Stored items from a collection

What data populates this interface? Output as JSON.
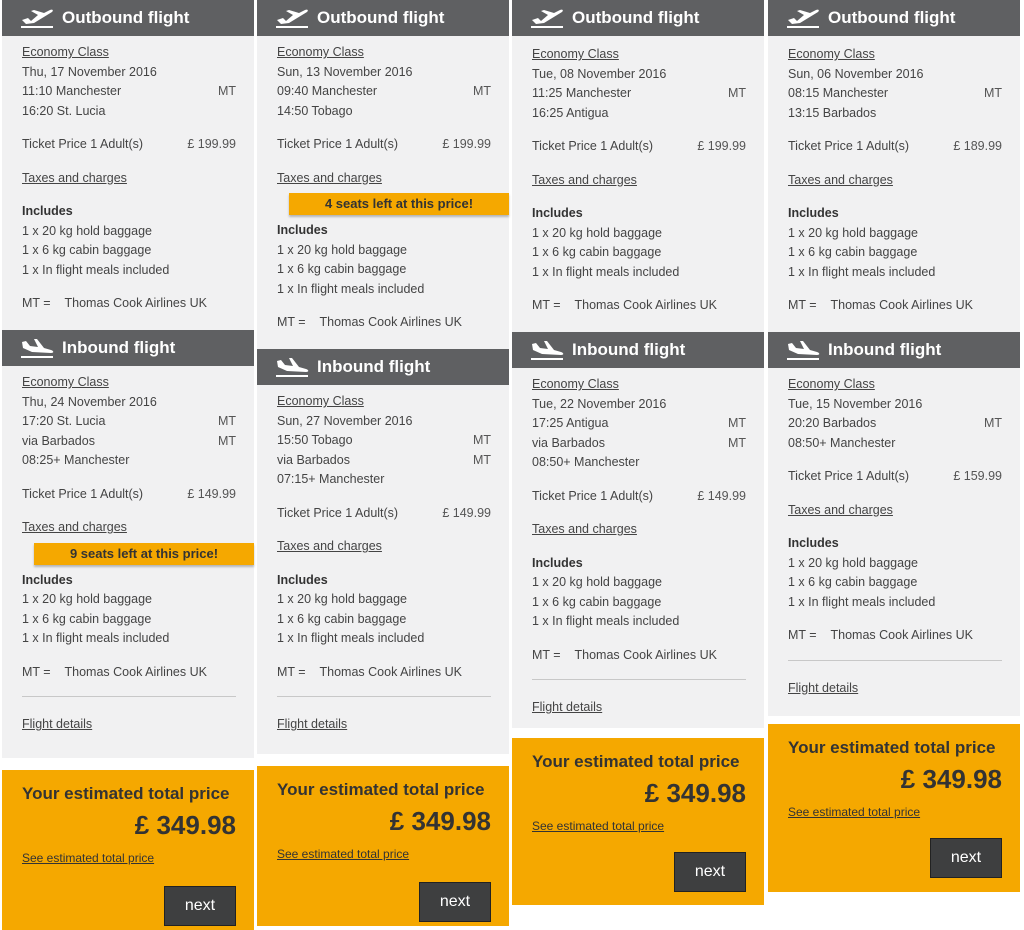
{
  "labels": {
    "outbound": "Outbound flight",
    "inbound": "Inbound flight",
    "economy": "Economy Class",
    "ticket_price": "Ticket Price 1 Adult(s)",
    "taxes": "Taxes and charges",
    "includes": "Includes",
    "hold": "1 x 20 kg hold baggage",
    "cabin": "1 x 6 kg cabin baggage",
    "meals": "1 x In flight meals included",
    "mt_prefix": "MT =",
    "mt_airline": "Thomas Cook Airlines UK",
    "flight_details": "Flight details",
    "est_total": "Your estimated total price",
    "see_total": "See estimated total price",
    "next": "next",
    "mt": "MT"
  },
  "cards": [
    {
      "out": {
        "date": "Thu, 17 November 2016",
        "dep": "11:10 Manchester",
        "arr": "16:20 St. Lucia",
        "price": "£ 199.99"
      },
      "in": {
        "date": "Thu, 24 November 2016",
        "dep": "17:20 St. Lucia",
        "via": "via Barbados",
        "arr": "08:25+ Manchester",
        "price": "£ 149.99"
      },
      "seats_in": "9 seats left at this price!",
      "total": "£ 349.98"
    },
    {
      "out": {
        "date": "Sun, 13 November 2016",
        "dep": "09:40 Manchester",
        "arr": "14:50 Tobago",
        "price": "£ 199.99"
      },
      "in": {
        "date": "Sun, 27 November 2016",
        "dep": "15:50 Tobago",
        "via": "via Barbados",
        "arr": "07:15+ Manchester",
        "price": "£ 149.99"
      },
      "seats_out": "4 seats left at this price!",
      "total": "£ 349.98"
    },
    {
      "out": {
        "date": "Tue, 08 November 2016",
        "dep": "11:25 Manchester",
        "arr": "16:25 Antigua",
        "price": "£ 199.99"
      },
      "in": {
        "date": "Tue, 22 November 2016",
        "dep": "17:25 Antigua",
        "via": "via Barbados",
        "arr": "08:50+ Manchester",
        "price": "£ 149.99"
      },
      "total": "£ 349.98"
    },
    {
      "out": {
        "date": "Sun, 06 November 2016",
        "dep": "08:15 Manchester",
        "arr": "13:15 Barbados",
        "price": "£ 189.99"
      },
      "in": {
        "date": "Tue, 15 November 2016",
        "dep": "20:20 Barbados",
        "arr": "08:50+ Manchester",
        "price": "£ 159.99"
      },
      "total": "£ 349.98"
    }
  ],
  "colors": {
    "header": "#5f6062",
    "panel": "#f1f1f2",
    "accent": "#f5a800",
    "button": "#3e3f40"
  }
}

WHAT YOU HAVE TO DO –
Collect each line of the entries that has the word "left", copying it in full.

EXERCISE ANSWER –
      "seats_in": "9 seats left at this price!",
      "seats_out": "4 seats left at this price!",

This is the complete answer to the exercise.